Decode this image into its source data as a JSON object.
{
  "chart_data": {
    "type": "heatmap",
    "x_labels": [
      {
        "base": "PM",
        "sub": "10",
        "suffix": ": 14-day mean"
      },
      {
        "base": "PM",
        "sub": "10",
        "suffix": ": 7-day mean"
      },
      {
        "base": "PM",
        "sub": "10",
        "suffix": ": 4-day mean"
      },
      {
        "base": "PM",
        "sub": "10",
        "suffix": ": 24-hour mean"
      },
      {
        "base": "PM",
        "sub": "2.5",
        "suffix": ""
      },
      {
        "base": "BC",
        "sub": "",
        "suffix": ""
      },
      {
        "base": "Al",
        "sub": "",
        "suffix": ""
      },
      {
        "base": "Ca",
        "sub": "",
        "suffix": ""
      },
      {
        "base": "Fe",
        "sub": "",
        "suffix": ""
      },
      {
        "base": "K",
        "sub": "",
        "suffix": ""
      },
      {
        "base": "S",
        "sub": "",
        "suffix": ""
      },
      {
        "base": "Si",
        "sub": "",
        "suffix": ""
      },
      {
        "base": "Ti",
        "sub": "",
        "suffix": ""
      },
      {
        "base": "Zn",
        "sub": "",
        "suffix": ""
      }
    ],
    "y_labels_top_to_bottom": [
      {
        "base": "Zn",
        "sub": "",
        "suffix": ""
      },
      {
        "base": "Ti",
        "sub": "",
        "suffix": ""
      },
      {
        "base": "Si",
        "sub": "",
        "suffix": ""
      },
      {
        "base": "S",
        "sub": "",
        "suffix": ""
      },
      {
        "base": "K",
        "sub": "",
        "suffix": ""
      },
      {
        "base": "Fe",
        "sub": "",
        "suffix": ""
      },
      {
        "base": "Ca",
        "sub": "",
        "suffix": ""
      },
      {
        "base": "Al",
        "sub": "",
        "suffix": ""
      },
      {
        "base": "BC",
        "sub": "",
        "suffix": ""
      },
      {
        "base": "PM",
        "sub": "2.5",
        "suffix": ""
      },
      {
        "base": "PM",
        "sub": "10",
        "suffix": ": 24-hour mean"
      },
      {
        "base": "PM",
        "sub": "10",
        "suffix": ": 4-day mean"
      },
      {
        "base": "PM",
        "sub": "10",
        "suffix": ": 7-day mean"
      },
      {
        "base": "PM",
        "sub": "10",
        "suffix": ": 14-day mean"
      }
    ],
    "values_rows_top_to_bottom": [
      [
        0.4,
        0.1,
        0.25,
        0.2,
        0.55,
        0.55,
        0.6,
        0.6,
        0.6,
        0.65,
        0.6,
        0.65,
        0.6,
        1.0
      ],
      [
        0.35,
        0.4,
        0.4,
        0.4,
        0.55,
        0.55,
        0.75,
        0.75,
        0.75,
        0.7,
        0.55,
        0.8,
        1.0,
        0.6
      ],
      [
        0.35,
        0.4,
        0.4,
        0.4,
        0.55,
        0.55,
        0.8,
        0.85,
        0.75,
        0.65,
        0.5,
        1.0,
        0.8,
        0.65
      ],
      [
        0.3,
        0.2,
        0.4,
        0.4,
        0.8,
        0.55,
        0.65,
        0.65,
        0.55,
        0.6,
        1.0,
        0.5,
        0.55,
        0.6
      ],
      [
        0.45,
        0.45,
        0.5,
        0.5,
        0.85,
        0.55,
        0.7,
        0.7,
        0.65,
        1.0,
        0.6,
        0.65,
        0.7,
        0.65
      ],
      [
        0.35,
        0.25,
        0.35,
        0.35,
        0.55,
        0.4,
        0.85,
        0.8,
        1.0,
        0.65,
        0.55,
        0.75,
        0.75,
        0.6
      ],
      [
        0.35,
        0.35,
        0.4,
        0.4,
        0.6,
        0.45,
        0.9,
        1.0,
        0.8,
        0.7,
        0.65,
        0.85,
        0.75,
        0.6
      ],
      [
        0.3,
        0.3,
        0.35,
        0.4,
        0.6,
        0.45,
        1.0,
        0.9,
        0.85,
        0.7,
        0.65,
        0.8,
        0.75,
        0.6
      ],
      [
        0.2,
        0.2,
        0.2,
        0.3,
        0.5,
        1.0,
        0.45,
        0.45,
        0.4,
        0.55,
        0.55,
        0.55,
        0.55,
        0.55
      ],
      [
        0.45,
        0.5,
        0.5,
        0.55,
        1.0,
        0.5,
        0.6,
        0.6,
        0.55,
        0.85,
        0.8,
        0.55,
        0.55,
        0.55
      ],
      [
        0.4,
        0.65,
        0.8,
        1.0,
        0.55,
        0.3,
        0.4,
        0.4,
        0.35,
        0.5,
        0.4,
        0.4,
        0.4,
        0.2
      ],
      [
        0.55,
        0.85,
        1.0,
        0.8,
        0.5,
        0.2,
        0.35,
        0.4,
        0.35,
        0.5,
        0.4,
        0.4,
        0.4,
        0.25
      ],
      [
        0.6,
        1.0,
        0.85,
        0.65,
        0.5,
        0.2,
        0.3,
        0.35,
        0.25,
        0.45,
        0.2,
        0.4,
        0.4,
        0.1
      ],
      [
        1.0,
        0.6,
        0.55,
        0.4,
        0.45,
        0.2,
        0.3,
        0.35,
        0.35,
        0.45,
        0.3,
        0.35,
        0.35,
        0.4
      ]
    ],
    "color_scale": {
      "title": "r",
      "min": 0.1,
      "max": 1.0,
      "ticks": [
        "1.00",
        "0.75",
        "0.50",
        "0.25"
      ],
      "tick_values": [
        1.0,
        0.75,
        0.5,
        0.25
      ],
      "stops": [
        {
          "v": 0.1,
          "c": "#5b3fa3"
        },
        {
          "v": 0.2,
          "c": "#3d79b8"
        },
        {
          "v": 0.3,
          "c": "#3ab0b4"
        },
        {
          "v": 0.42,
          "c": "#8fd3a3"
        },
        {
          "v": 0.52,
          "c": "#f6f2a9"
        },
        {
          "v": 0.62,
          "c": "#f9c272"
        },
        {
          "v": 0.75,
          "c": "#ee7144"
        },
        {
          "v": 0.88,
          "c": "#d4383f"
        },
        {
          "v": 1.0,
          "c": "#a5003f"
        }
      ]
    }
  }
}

§ The task
Take the data above and return it exactly.

§ The solution
Decode this image into its source data as a JSON object.
{
  "chart_data": {
    "type": "heatmap",
    "x_labels": [
      {
        "base": "PM",
        "sub": "10",
        "suffix": ": 14-day mean"
      },
      {
        "base": "PM",
        "sub": "10",
        "suffix": ": 7-day mean"
      },
      {
        "base": "PM",
        "sub": "10",
        "suffix": ": 4-day mean"
      },
      {
        "base": "PM",
        "sub": "10",
        "suffix": ": 24-hour mean"
      },
      {
        "base": "PM",
        "sub": "2.5",
        "suffix": ""
      },
      {
        "base": "BC",
        "sub": "",
        "suffix": ""
      },
      {
        "base": "Al",
        "sub": "",
        "suffix": ""
      },
      {
        "base": "Ca",
        "sub": "",
        "suffix": ""
      },
      {
        "base": "Fe",
        "sub": "",
        "suffix": ""
      },
      {
        "base": "K",
        "sub": "",
        "suffix": ""
      },
      {
        "base": "S",
        "sub": "",
        "suffix": ""
      },
      {
        "base": "Si",
        "sub": "",
        "suffix": ""
      },
      {
        "base": "Ti",
        "sub": "",
        "suffix": ""
      },
      {
        "base": "Zn",
        "sub": "",
        "suffix": ""
      }
    ],
    "y_labels_top_to_bottom": [
      {
        "base": "Zn",
        "sub": "",
        "suffix": ""
      },
      {
        "base": "Ti",
        "sub": "",
        "suffix": ""
      },
      {
        "base": "Si",
        "sub": "",
        "suffix": ""
      },
      {
        "base": "S",
        "sub": "",
        "suffix": ""
      },
      {
        "base": "K",
        "sub": "",
        "suffix": ""
      },
      {
        "base": "Fe",
        "sub": "",
        "suffix": ""
      },
      {
        "base": "Ca",
        "sub": "",
        "suffix": ""
      },
      {
        "base": "Al",
        "sub": "",
        "suffix": ""
      },
      {
        "base": "BC",
        "sub": "",
        "suffix": ""
      },
      {
        "base": "PM",
        "sub": "2.5",
        "suffix": ""
      },
      {
        "base": "PM",
        "sub": "10",
        "suffix": ": 24-hour mean"
      },
      {
        "base": "PM",
        "sub": "10",
        "suffix": ": 4-day mean"
      },
      {
        "base": "PM",
        "sub": "10",
        "suffix": ": 7-day mean"
      },
      {
        "base": "PM",
        "sub": "10",
        "suffix": ": 14-day mean"
      }
    ],
    "values_rows_top_to_bottom": [
      [
        0.4,
        0.1,
        0.25,
        0.2,
        0.55,
        0.55,
        0.6,
        0.6,
        0.6,
        0.65,
        0.6,
        0.65,
        0.6,
        1.0
      ],
      [
        0.35,
        0.4,
        0.4,
        0.4,
        0.55,
        0.55,
        0.75,
        0.75,
        0.75,
        0.7,
        0.55,
        0.8,
        1.0,
        0.6
      ],
      [
        0.35,
        0.4,
        0.4,
        0.4,
        0.55,
        0.55,
        0.8,
        0.85,
        0.75,
        0.65,
        0.5,
        1.0,
        0.8,
        0.65
      ],
      [
        0.3,
        0.2,
        0.4,
        0.4,
        0.8,
        0.55,
        0.65,
        0.65,
        0.55,
        0.6,
        1.0,
        0.5,
        0.55,
        0.6
      ],
      [
        0.45,
        0.45,
        0.5,
        0.5,
        0.85,
        0.55,
        0.7,
        0.7,
        0.65,
        1.0,
        0.6,
        0.65,
        0.7,
        0.65
      ],
      [
        0.35,
        0.25,
        0.35,
        0.35,
        0.55,
        0.4,
        0.85,
        0.8,
        1.0,
        0.65,
        0.55,
        0.75,
        0.75,
        0.6
      ],
      [
        0.35,
        0.35,
        0.4,
        0.4,
        0.6,
        0.45,
        0.9,
        1.0,
        0.8,
        0.7,
        0.65,
        0.85,
        0.75,
        0.6
      ],
      [
        0.3,
        0.3,
        0.35,
        0.4,
        0.6,
        0.45,
        1.0,
        0.9,
        0.85,
        0.7,
        0.65,
        0.8,
        0.75,
        0.6
      ],
      [
        0.2,
        0.2,
        0.2,
        0.3,
        0.5,
        1.0,
        0.45,
        0.45,
        0.4,
        0.55,
        0.55,
        0.55,
        0.55,
        0.55
      ],
      [
        0.45,
        0.5,
        0.5,
        0.55,
        1.0,
        0.5,
        0.6,
        0.6,
        0.55,
        0.85,
        0.8,
        0.55,
        0.55,
        0.55
      ],
      [
        0.4,
        0.65,
        0.8,
        1.0,
        0.55,
        0.3,
        0.4,
        0.4,
        0.35,
        0.5,
        0.4,
        0.4,
        0.4,
        0.2
      ],
      [
        0.55,
        0.85,
        1.0,
        0.8,
        0.5,
        0.2,
        0.35,
        0.4,
        0.35,
        0.5,
        0.4,
        0.4,
        0.4,
        0.25
      ],
      [
        0.6,
        1.0,
        0.85,
        0.65,
        0.5,
        0.2,
        0.3,
        0.35,
        0.25,
        0.45,
        0.2,
        0.4,
        0.4,
        0.1
      ],
      [
        1.0,
        0.6,
        0.55,
        0.4,
        0.45,
        0.2,
        0.3,
        0.35,
        0.35,
        0.45,
        0.3,
        0.35,
        0.35,
        0.4
      ]
    ],
    "color_scale": {
      "title": "r",
      "min": 0.1,
      "max": 1.0,
      "ticks": [
        "1.00",
        "0.75",
        "0.50",
        "0.25"
      ],
      "tick_values": [
        1.0,
        0.75,
        0.5,
        0.25
      ],
      "stops": [
        {
          "v": 0.1,
          "c": "#5b3fa3"
        },
        {
          "v": 0.2,
          "c": "#3d79b8"
        },
        {
          "v": 0.3,
          "c": "#3ab0b4"
        },
        {
          "v": 0.42,
          "c": "#8fd3a3"
        },
        {
          "v": 0.52,
          "c": "#f6f2a9"
        },
        {
          "v": 0.62,
          "c": "#f9c272"
        },
        {
          "v": 0.75,
          "c": "#ee7144"
        },
        {
          "v": 0.88,
          "c": "#d4383f"
        },
        {
          "v": 1.0,
          "c": "#a5003f"
        }
      ]
    }
  }
}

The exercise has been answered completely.